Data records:
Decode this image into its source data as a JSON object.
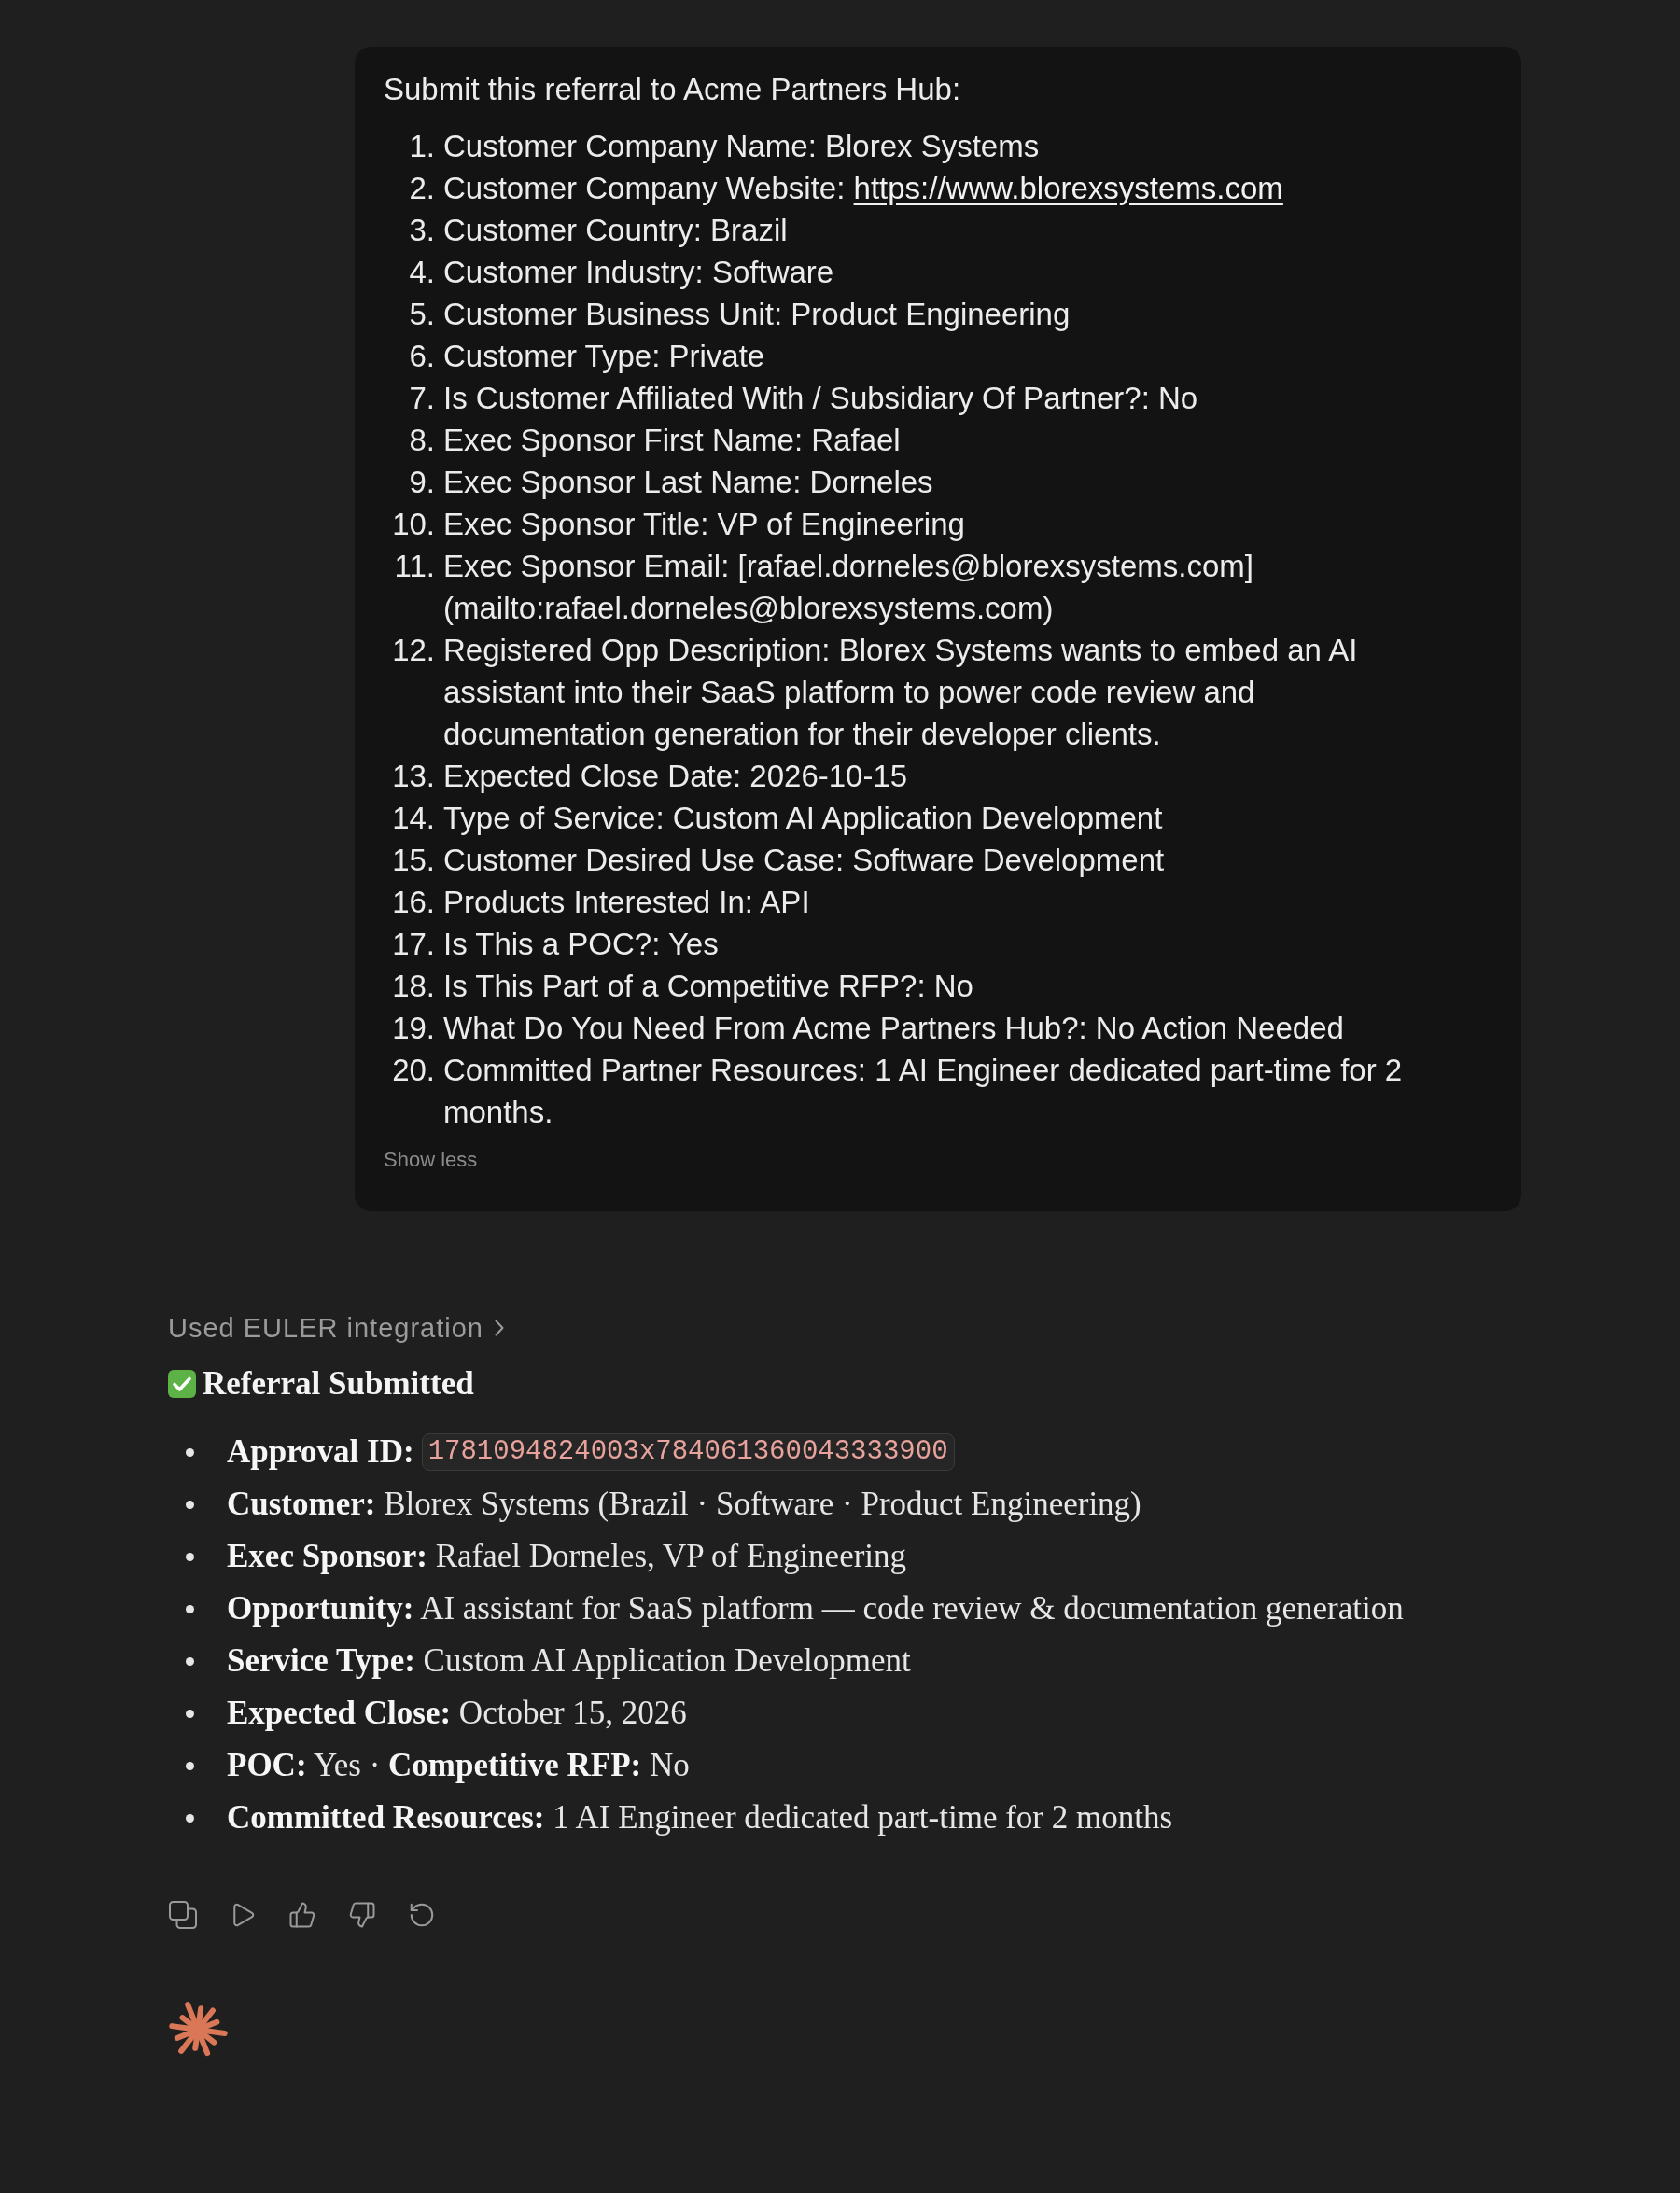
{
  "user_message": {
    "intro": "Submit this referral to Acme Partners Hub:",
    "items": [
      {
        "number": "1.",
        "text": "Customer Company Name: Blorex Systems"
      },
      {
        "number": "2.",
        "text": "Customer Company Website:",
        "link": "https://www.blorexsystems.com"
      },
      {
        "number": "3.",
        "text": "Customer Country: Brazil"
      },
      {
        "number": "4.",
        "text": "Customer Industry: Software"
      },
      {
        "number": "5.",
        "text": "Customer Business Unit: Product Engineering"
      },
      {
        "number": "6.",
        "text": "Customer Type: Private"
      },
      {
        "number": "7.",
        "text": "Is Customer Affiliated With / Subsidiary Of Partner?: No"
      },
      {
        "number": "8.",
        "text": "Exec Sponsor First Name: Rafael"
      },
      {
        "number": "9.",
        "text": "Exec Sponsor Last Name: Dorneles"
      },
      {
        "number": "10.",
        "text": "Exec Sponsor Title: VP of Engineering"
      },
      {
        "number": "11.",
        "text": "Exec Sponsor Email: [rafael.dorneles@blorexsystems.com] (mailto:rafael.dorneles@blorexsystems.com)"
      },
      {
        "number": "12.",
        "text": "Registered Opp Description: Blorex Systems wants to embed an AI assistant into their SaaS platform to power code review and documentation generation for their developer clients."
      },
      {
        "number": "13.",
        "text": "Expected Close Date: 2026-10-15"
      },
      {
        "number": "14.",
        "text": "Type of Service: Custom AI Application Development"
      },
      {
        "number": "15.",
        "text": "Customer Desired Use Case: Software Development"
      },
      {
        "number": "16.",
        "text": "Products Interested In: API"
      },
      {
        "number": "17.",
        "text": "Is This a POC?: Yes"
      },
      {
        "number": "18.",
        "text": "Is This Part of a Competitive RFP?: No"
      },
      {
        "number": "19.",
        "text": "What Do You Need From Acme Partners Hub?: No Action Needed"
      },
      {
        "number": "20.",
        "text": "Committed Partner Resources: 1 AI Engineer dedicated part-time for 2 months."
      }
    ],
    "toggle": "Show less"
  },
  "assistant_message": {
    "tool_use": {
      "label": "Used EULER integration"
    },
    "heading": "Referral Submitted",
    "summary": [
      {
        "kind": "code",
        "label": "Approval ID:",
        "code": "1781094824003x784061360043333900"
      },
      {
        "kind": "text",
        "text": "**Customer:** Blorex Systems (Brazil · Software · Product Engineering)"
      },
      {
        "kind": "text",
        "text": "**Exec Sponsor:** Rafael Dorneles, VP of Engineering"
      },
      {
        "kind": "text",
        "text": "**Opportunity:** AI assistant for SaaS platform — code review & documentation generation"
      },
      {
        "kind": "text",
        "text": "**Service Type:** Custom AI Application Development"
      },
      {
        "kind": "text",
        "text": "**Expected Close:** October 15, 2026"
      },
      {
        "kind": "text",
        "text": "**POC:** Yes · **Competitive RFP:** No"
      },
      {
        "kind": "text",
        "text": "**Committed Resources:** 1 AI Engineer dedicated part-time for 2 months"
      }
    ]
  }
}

- [TASK INSTRUCTIONS] Can you retype every record above exactly, leaving out the pictures?

- [TASK RESPONSE]
Decode this image into its source data as a JSON object.
{
  "user_message": {
    "intro": "Submit this referral to Acme Partners Hub:",
    "items": [
      {
        "number": "1.",
        "text": "Customer Company Name: Blorex Systems"
      },
      {
        "number": "2.",
        "text": "Customer Company Website:",
        "link": "https://www.blorexsystems.com"
      },
      {
        "number": "3.",
        "text": "Customer Country: Brazil"
      },
      {
        "number": "4.",
        "text": "Customer Industry: Software"
      },
      {
        "number": "5.",
        "text": "Customer Business Unit: Product Engineering"
      },
      {
        "number": "6.",
        "text": "Customer Type: Private"
      },
      {
        "number": "7.",
        "text": "Is Customer Affiliated With / Subsidiary Of Partner?: No"
      },
      {
        "number": "8.",
        "text": "Exec Sponsor First Name: Rafael"
      },
      {
        "number": "9.",
        "text": "Exec Sponsor Last Name: Dorneles"
      },
      {
        "number": "10.",
        "text": "Exec Sponsor Title: VP of Engineering"
      },
      {
        "number": "11.",
        "text": "Exec Sponsor Email: [rafael.dorneles@blorexsystems.com] (mailto:rafael.dorneles@blorexsystems.com)"
      },
      {
        "number": "12.",
        "text": "Registered Opp Description: Blorex Systems wants to embed an AI assistant into their SaaS platform to power code review and documentation generation for their developer clients."
      },
      {
        "number": "13.",
        "text": "Expected Close Date: 2026-10-15"
      },
      {
        "number": "14.",
        "text": "Type of Service: Custom AI Application Development"
      },
      {
        "number": "15.",
        "text": "Customer Desired Use Case: Software Development"
      },
      {
        "number": "16.",
        "text": "Products Interested In: API"
      },
      {
        "number": "17.",
        "text": "Is This a POC?: Yes"
      },
      {
        "number": "18.",
        "text": "Is This Part of a Competitive RFP?: No"
      },
      {
        "number": "19.",
        "text": "What Do You Need From Acme Partners Hub?: No Action Needed"
      },
      {
        "number": "20.",
        "text": "Committed Partner Resources: 1 AI Engineer dedicated part-time for 2 months."
      }
    ],
    "toggle": "Show less"
  },
  "assistant_message": {
    "tool_use": {
      "label": "Used EULER integration"
    },
    "heading": "Referral Submitted",
    "summary": [
      {
        "kind": "code",
        "label": "Approval ID:",
        "code": "1781094824003x784061360043333900"
      },
      {
        "kind": "text",
        "text": "**Customer:** Blorex Systems (Brazil · Software · Product Engineering)"
      },
      {
        "kind": "text",
        "text": "**Exec Sponsor:** Rafael Dorneles, VP of Engineering"
      },
      {
        "kind": "text",
        "text": "**Opportunity:** AI assistant for SaaS platform — code review & documentation generation"
      },
      {
        "kind": "text",
        "text": "**Service Type:** Custom AI Application Development"
      },
      {
        "kind": "text",
        "text": "**Expected Close:** October 15, 2026"
      },
      {
        "kind": "text",
        "text": "**POC:** Yes · **Competitive RFP:** No"
      },
      {
        "kind": "text",
        "text": "**Committed Resources:** 1 AI Engineer dedicated part-time for 2 months"
      }
    ]
  }
}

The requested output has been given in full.